Listing

┄┄┄┄┄┄┄┄┄┄┄┄┄┄┄┄┄┄┄┄

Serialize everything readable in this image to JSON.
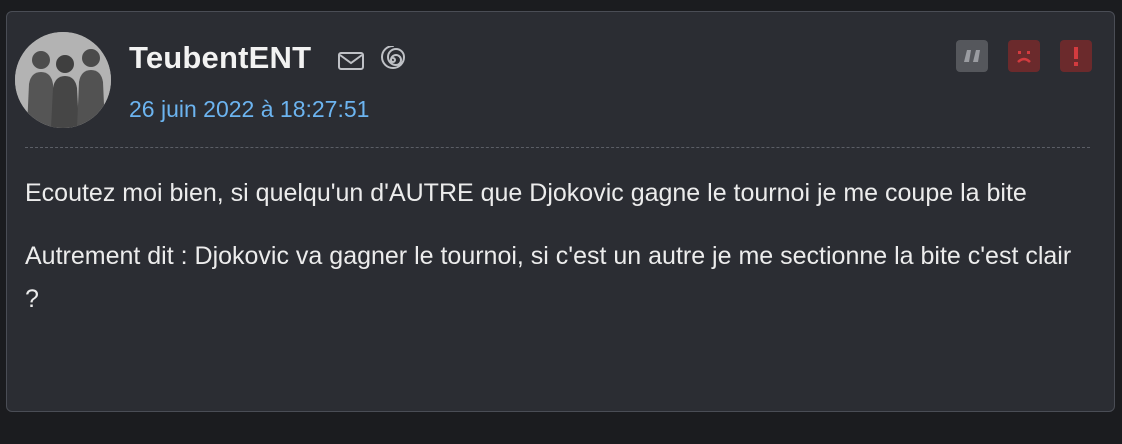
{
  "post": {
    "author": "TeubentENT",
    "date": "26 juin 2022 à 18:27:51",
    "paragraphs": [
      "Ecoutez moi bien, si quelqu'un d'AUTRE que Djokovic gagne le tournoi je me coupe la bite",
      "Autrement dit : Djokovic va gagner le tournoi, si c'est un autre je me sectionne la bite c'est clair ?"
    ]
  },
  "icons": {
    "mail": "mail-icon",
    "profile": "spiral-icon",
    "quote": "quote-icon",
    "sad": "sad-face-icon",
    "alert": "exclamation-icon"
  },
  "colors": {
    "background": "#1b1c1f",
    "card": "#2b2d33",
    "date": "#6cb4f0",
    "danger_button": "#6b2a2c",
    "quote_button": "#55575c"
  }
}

┄┄┄┄┄┄┄┄┄┄┄┄┄┄┄┄┄┄┄┄

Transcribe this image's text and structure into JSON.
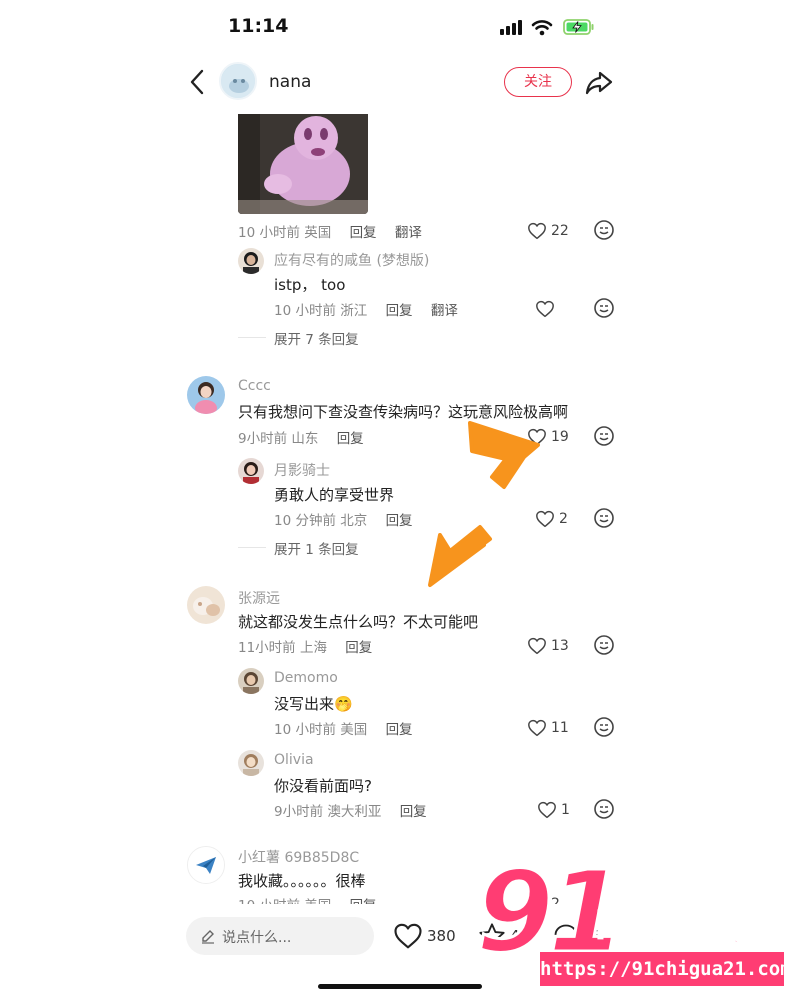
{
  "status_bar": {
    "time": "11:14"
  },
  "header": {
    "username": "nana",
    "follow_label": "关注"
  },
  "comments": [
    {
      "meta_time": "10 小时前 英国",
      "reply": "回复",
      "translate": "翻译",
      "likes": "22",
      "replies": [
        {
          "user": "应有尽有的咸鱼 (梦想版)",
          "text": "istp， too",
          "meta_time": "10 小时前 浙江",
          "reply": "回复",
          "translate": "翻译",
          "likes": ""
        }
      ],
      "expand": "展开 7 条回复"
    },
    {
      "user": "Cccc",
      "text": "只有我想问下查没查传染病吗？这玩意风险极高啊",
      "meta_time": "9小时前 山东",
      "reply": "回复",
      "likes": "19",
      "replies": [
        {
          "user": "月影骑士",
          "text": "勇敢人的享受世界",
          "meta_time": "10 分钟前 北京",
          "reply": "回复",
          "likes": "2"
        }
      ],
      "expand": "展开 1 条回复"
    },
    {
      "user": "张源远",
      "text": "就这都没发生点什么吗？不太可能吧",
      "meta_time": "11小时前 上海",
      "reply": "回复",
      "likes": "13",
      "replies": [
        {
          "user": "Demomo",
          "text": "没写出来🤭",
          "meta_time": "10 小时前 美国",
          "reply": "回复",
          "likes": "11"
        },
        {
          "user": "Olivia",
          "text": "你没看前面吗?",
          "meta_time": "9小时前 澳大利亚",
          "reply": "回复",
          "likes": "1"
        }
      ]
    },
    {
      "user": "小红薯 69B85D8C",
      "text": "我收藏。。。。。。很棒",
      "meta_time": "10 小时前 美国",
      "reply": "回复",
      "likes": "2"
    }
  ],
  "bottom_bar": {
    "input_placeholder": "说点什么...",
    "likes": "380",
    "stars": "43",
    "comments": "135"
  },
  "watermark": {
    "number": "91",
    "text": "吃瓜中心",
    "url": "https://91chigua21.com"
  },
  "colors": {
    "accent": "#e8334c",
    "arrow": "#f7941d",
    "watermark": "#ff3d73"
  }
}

┄┄┄┄┄┄┄┄┄┄┄┄┄┄┄┄┄┄┄┄

Task prompt
Your task is to collect every line above that contains the word "likes".

Written solution
      "likes": "22",
          "likes": ""
      "likes": "19",
          "likes": "2"
      "likes": "13",
          "likes": "11"
          "likes": "1"
      "likes": "2"
    "likes": "380",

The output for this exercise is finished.